Pick out the lines below with "screenshot" and list them.

RECORDS TO PROCESS ▸
((

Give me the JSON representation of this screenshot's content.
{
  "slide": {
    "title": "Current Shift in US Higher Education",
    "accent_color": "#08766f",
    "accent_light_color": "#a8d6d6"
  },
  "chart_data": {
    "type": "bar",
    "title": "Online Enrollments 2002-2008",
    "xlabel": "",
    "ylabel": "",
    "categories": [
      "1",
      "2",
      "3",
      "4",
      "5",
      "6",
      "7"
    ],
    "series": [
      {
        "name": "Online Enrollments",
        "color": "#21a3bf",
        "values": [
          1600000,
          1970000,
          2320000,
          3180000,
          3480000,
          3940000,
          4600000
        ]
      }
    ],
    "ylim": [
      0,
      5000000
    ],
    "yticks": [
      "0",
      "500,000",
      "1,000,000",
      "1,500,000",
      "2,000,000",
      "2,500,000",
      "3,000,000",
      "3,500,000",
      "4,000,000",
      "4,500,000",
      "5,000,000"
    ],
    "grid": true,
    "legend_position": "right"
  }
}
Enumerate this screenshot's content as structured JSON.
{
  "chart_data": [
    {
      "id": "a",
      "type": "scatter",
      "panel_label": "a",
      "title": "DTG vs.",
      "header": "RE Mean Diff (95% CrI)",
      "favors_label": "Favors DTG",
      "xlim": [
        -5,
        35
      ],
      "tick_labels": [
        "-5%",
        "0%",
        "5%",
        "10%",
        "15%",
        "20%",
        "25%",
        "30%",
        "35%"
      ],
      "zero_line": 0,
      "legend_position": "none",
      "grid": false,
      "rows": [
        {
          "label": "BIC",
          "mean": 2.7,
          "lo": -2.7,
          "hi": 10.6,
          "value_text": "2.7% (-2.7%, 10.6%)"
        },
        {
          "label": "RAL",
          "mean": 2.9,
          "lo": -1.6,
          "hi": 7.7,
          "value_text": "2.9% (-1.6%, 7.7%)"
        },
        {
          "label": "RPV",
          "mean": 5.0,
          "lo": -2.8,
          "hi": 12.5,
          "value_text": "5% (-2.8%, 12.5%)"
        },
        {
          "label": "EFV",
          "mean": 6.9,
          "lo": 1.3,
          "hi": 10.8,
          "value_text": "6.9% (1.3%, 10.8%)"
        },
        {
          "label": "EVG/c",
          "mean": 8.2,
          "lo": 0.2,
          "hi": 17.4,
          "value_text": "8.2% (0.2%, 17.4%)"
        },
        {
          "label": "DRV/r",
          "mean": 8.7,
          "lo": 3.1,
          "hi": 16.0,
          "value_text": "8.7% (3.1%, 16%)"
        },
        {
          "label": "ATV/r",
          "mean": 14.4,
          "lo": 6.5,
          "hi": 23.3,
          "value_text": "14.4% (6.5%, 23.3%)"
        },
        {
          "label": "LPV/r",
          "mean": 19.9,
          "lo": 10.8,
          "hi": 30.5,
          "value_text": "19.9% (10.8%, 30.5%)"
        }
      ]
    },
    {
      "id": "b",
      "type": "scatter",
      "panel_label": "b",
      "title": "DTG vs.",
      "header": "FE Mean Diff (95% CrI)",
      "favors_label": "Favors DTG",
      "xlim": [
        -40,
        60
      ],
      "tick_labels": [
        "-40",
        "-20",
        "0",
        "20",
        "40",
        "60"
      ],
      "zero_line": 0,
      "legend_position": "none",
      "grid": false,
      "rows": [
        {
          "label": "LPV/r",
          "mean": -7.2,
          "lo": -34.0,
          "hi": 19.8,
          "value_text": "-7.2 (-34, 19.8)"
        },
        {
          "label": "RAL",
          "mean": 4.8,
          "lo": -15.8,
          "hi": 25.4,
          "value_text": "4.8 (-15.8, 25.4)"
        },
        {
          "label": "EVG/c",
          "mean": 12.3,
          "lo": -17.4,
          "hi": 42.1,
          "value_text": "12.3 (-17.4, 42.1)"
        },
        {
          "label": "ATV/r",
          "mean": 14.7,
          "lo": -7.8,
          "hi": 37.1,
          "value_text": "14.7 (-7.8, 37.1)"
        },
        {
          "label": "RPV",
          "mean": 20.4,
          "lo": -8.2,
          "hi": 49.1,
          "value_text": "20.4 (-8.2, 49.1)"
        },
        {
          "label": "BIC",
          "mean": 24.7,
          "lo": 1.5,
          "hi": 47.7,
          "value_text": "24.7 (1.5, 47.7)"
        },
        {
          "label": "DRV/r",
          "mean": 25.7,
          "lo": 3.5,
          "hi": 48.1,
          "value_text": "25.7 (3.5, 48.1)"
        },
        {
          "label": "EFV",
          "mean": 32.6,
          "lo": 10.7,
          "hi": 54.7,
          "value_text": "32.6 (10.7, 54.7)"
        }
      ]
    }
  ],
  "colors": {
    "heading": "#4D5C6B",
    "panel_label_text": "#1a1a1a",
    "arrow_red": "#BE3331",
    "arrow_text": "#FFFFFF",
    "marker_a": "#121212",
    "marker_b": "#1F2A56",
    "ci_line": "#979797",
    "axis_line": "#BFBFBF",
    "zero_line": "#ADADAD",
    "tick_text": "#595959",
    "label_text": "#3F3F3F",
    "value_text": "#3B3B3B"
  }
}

))

FINAL ANSWER ▸
Give me the JSON representation of this screenshot's content.
Enumerate this screenshot's content as structured JSON.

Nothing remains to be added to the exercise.